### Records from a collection

--- start ---

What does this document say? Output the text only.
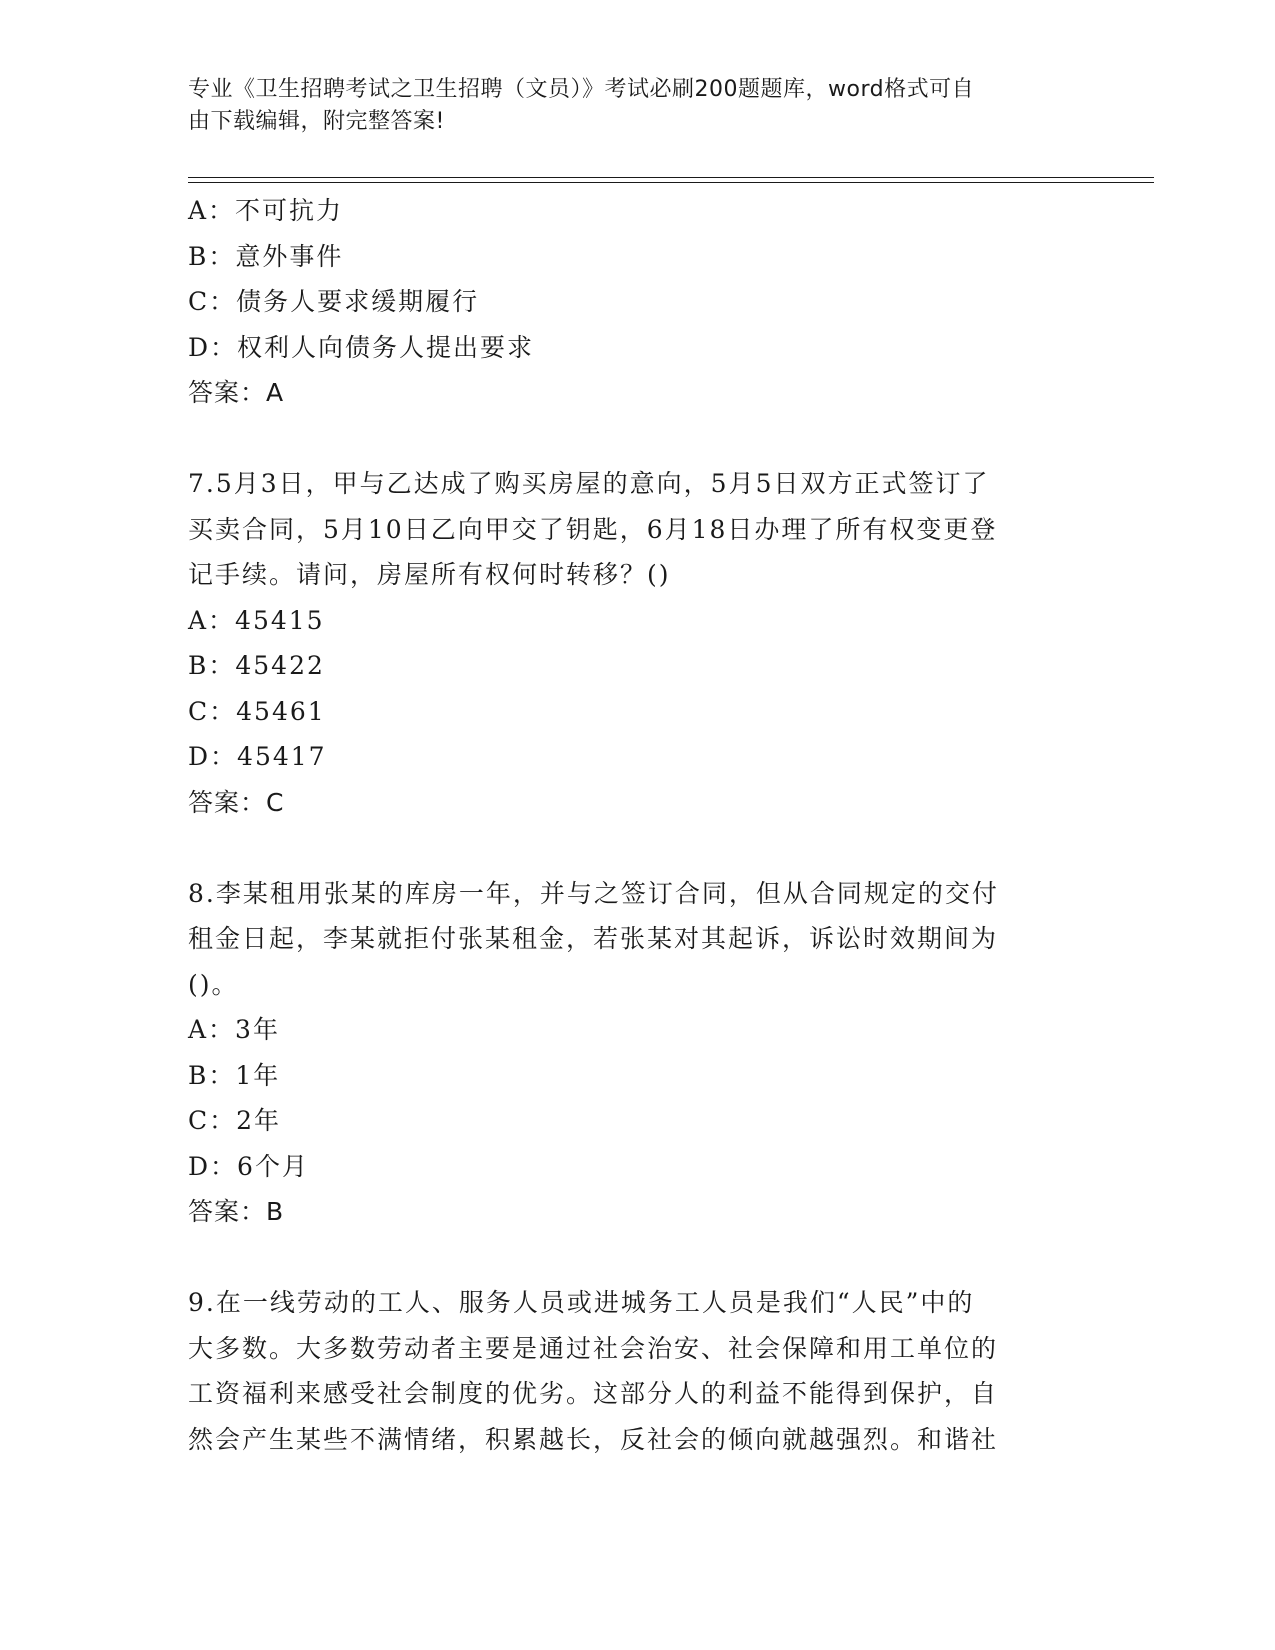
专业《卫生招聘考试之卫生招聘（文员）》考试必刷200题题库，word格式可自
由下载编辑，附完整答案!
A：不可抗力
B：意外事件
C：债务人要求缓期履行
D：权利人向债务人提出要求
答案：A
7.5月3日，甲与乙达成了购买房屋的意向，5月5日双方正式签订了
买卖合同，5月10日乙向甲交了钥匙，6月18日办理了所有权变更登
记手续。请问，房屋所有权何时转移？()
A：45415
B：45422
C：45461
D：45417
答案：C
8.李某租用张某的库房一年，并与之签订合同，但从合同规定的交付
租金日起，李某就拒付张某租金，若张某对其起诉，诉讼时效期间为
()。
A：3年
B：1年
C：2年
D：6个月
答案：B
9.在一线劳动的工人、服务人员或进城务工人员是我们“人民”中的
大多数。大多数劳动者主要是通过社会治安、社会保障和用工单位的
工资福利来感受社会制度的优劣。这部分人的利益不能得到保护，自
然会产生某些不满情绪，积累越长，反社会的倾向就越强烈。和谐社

--- end ---
--- start ---

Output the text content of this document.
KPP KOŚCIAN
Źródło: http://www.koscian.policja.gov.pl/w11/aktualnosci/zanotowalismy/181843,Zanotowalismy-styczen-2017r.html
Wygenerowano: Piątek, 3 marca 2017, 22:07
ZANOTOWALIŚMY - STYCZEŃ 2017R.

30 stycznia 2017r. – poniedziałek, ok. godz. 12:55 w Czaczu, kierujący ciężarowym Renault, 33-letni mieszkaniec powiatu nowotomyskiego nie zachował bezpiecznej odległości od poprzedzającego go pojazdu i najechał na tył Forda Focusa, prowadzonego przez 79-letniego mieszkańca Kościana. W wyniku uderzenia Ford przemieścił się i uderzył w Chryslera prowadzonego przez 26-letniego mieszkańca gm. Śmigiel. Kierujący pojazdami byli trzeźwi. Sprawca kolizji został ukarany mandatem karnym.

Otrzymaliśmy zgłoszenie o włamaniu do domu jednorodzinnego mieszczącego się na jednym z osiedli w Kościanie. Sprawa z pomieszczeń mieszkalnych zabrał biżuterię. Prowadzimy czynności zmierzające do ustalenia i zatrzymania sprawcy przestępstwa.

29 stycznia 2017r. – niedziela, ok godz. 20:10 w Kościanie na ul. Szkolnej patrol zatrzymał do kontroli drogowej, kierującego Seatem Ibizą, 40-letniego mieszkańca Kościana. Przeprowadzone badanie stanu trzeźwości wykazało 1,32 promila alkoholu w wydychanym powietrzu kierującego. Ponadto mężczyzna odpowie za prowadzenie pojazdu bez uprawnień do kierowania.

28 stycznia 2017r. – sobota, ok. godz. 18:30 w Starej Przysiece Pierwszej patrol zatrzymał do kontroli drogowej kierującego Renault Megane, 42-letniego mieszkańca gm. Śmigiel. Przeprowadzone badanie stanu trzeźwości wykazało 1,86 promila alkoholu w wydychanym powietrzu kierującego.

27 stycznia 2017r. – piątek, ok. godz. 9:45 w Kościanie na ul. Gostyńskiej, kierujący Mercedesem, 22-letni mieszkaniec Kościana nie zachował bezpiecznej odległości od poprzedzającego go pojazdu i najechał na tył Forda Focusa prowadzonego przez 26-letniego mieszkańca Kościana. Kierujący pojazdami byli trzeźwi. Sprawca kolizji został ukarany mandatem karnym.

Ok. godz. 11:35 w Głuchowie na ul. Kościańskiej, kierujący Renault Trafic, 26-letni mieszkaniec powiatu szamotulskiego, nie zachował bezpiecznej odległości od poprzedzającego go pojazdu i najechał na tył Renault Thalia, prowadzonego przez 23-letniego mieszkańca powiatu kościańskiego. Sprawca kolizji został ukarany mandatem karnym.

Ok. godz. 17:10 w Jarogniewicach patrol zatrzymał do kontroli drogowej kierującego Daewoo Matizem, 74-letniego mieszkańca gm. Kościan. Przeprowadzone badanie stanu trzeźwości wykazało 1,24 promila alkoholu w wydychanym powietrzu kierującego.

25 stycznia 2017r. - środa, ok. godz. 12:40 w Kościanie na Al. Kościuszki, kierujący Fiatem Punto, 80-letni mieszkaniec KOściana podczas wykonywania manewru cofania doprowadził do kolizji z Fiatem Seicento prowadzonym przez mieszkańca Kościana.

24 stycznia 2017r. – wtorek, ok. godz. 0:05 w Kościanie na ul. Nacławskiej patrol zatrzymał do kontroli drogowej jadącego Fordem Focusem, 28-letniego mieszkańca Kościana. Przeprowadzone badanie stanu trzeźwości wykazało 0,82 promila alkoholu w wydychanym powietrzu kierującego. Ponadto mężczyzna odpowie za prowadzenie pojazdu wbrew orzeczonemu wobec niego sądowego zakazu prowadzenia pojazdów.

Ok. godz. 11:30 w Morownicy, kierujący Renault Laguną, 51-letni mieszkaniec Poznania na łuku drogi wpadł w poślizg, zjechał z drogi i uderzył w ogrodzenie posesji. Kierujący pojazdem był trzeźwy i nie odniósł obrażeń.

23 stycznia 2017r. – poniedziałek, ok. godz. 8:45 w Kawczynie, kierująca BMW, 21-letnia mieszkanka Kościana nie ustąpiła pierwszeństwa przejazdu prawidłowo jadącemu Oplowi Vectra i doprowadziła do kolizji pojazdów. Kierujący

--- end ---

### Written exercise
Which lines of the material contain the string "document"? List each of them.

### Correct result
What does this document say? Output the text only.
Output the text content of this document.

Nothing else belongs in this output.